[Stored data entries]
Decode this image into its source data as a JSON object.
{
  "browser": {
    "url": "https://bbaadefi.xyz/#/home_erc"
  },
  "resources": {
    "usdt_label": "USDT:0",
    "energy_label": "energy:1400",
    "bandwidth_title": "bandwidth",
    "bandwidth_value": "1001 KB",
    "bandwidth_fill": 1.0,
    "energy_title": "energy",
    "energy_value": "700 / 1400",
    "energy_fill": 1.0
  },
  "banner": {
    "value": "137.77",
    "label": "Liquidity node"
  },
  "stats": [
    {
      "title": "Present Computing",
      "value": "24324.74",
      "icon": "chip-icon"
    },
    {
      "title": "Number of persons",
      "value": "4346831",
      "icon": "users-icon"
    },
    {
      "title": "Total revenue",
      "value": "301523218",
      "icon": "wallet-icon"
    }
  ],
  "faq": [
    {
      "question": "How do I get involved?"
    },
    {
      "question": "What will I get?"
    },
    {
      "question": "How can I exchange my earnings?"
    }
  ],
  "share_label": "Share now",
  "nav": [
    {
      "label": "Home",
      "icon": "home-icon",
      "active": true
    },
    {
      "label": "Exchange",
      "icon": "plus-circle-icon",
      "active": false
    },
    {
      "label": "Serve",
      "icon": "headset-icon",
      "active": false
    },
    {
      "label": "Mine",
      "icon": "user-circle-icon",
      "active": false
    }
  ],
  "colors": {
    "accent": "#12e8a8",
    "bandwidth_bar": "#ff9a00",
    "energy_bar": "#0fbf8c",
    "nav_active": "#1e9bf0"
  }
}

Exercise description -> Copy every line verbatim.

Result of the exercise ->
Decode this image into its source data as a JSON object.
{
  "browser": {
    "url": "https://bbaadefi.xyz/#/home_erc"
  },
  "resources": {
    "usdt_label": "USDT:0",
    "energy_label": "energy:1400",
    "bandwidth_title": "bandwidth",
    "bandwidth_value": "1001 KB",
    "bandwidth_fill": 1.0,
    "energy_title": "energy",
    "energy_value": "700 / 1400",
    "energy_fill": 1.0
  },
  "banner": {
    "value": "137.77",
    "label": "Liquidity node"
  },
  "stats": [
    {
      "title": "Present Computing",
      "value": "24324.74",
      "icon": "chip-icon"
    },
    {
      "title": "Number of persons",
      "value": "4346831",
      "icon": "users-icon"
    },
    {
      "title": "Total revenue",
      "value": "301523218",
      "icon": "wallet-icon"
    }
  ],
  "faq": [
    {
      "question": "How do I get involved?"
    },
    {
      "question": "What will I get?"
    },
    {
      "question": "How can I exchange my earnings?"
    }
  ],
  "share_label": "Share now",
  "nav": [
    {
      "label": "Home",
      "icon": "home-icon",
      "active": true
    },
    {
      "label": "Exchange",
      "icon": "plus-circle-icon",
      "active": false
    },
    {
      "label": "Serve",
      "icon": "headset-icon",
      "active": false
    },
    {
      "label": "Mine",
      "icon": "user-circle-icon",
      "active": false
    }
  ],
  "colors": {
    "accent": "#12e8a8",
    "bandwidth_bar": "#ff9a00",
    "energy_bar": "#0fbf8c",
    "nav_active": "#1e9bf0"
  }
}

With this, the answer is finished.